* **Text shown**
_ _ _ _ _
Star

Star likes to sing to his wife in the morning. It is a ritual for him, just like going to church.

He remembers watching the television as ISIS seized Sinjar, a peaceful enclave of Yezidis, an ethnic minority. Thousands of men were being killed, while women and children were taken as slaves. Three days later, ISIS pushed into the outskirts of the ancient Christian village of Telskuf, where Star was living with his wife and daughter. The insurgents’ message: pay a tax, convert to Islam, or die.

“We learned our lessons from Sinjar,” says Star. Nearly the whole town emptied, except for a few residents who were too old to flee. Star grabbed their documents and the family jumped into his uncle’s car. They drove through the Nineveh plains and stopped in Alqosh, a small Christian village on top of a hill.

The ringing of church bells echo down quiet streets that wind around buildings painted with biblical scenes. Star can keep working as a plumber, and his daughter can go to school. But it isn’t home, the place where memories exist. “You can find memories in the house, in the walls, on the streets where we were running as children.”

In November 2016, Peshmerga soldiers took back Teleskuf and Bashiqa, a town an hour away where Star attended church all of his life. More than 2,000 landmines were found nearby, some buried in a grid under a gravel road, requiring deactivation one by one. People’s homes were rigged with explosives. A soldier claimed to find a boobytrap hidden under a mound of children’s clothing.

At Mar Gorgeis, Star’s church, shell casings carpeted the floors and precious items were destroyed. The crystal chandeliers were torn down and shattered. Holy tombs made of marble were smashed. The faces of Jesus and his sheep were gouged out of a gilded painting. The crucifix atop the building was broken.

A new cross was made and hauled onto the roof by locals and soldiers. Still, Star says he won’t go back without international protection.
_ _ _ _ _
* **Entries provided**
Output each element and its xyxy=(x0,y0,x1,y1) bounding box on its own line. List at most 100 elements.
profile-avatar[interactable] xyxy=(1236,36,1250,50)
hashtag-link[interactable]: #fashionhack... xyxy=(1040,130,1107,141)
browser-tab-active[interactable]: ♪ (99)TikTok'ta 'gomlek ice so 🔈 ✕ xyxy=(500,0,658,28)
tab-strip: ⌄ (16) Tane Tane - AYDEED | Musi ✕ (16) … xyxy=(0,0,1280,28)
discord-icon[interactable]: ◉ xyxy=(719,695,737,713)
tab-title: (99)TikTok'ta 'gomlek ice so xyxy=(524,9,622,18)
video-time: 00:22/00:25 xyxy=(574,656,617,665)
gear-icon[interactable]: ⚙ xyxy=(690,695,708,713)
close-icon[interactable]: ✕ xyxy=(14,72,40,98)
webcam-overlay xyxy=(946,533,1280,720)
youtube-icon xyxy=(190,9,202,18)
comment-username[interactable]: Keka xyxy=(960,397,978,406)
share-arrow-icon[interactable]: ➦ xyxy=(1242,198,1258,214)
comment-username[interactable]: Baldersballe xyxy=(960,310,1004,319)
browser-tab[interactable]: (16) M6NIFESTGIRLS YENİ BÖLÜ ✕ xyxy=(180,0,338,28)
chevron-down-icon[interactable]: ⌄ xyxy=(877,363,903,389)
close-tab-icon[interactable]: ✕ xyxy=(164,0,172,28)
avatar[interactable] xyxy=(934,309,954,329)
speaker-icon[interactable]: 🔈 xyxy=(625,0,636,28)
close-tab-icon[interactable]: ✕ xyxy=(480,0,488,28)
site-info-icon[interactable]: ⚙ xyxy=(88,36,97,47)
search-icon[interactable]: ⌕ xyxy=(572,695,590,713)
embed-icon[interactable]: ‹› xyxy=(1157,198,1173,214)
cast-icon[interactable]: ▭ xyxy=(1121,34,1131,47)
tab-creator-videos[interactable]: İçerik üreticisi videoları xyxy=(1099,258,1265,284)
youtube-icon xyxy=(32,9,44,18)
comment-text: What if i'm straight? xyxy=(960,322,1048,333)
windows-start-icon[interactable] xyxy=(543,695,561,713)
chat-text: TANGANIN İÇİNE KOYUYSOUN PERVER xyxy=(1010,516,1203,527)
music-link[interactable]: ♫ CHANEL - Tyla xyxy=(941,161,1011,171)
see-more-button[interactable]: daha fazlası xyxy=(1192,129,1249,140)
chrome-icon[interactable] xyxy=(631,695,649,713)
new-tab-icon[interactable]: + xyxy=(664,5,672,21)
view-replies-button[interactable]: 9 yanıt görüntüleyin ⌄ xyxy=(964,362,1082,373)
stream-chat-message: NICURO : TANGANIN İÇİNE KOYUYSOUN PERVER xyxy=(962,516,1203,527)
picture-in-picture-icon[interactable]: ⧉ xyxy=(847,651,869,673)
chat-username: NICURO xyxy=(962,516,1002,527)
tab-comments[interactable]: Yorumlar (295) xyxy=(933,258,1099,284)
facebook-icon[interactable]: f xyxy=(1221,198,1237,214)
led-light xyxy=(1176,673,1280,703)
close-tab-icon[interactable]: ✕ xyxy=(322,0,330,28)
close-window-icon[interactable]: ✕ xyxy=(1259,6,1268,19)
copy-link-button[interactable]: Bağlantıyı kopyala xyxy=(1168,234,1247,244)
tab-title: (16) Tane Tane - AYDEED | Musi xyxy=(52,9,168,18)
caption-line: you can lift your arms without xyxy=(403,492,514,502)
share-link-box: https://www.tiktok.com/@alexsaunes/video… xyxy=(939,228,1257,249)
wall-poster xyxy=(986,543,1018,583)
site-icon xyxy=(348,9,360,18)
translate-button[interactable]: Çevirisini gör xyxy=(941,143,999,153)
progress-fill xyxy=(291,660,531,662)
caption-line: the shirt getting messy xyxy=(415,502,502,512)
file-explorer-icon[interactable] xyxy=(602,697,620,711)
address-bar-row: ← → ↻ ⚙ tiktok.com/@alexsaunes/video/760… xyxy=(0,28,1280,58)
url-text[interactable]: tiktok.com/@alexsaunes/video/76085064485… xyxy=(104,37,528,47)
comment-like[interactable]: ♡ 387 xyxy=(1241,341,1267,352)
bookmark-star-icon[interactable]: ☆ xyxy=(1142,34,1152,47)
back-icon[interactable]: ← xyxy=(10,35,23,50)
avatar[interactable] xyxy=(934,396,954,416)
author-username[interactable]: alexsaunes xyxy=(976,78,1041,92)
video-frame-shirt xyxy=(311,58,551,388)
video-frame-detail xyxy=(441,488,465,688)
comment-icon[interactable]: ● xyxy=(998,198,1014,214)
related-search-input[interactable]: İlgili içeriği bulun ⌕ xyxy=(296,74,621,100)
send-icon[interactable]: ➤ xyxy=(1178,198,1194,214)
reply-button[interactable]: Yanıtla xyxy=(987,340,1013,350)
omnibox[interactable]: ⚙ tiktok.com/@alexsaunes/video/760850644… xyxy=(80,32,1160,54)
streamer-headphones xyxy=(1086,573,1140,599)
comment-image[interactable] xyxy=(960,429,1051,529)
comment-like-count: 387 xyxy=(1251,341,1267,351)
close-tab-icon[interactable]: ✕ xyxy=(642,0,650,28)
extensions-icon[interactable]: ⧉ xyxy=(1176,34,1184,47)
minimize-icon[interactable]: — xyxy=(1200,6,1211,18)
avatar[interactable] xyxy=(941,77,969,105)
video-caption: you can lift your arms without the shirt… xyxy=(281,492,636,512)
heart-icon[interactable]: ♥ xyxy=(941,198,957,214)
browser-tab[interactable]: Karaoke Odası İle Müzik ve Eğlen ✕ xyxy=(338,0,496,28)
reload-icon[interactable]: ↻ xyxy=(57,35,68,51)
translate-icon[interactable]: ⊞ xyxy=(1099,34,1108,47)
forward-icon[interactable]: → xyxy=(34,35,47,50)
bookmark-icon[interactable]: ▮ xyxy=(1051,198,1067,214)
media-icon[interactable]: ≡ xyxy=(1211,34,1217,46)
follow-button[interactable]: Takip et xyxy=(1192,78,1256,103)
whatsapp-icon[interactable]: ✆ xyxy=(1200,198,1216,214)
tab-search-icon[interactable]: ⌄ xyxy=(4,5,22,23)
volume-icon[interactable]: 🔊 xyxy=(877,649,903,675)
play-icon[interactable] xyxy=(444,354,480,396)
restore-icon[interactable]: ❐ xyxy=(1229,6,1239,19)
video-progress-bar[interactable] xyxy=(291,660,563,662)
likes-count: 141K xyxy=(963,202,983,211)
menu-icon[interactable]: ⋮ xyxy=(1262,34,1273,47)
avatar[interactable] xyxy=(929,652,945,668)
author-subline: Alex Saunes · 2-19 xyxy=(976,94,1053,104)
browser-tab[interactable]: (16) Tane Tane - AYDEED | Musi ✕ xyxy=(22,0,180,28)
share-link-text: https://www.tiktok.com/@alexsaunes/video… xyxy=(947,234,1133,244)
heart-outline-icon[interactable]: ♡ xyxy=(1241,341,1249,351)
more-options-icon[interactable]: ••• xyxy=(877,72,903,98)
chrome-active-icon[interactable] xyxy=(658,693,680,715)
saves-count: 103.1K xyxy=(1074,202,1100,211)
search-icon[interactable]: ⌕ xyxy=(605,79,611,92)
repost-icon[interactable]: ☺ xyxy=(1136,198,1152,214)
_ _ _ _ _
* **Questions on the material**
1. Answer these questions from the text titled "Star":
(a) What work can Star keep doing in Alqosh?
(b) How many landmines were found near Teleskuf and Bashiqa?
(c) Who hauled the new cross onto the roof?
2. Repeat word for word the part of the text titled "Star" that opens with the words containing "Star likes to" and closes with "Islam, or die.".

* **Solutions per task**
1.
(a) He can keep working as a plumber.
(b) More than 2,000 landmines were found.
(c) Locals and soldiers hauled it onto the roof.

2.
Star likes to sing to his wife in the morning. It is a ritual for him, just like going to church.

He remembers watching the television as ISIS seized Sinjar, a peaceful enclave of Yezidis, an ethnic minority. Thousands of men were being killed, while women and children were taken as slaves. Three days later, ISIS pushed into the outskirts of the ancient Christian village of Telskuf, where Star was living with his wife and daughter. The insurgents’ message: pay a tax, convert to Islam, or die.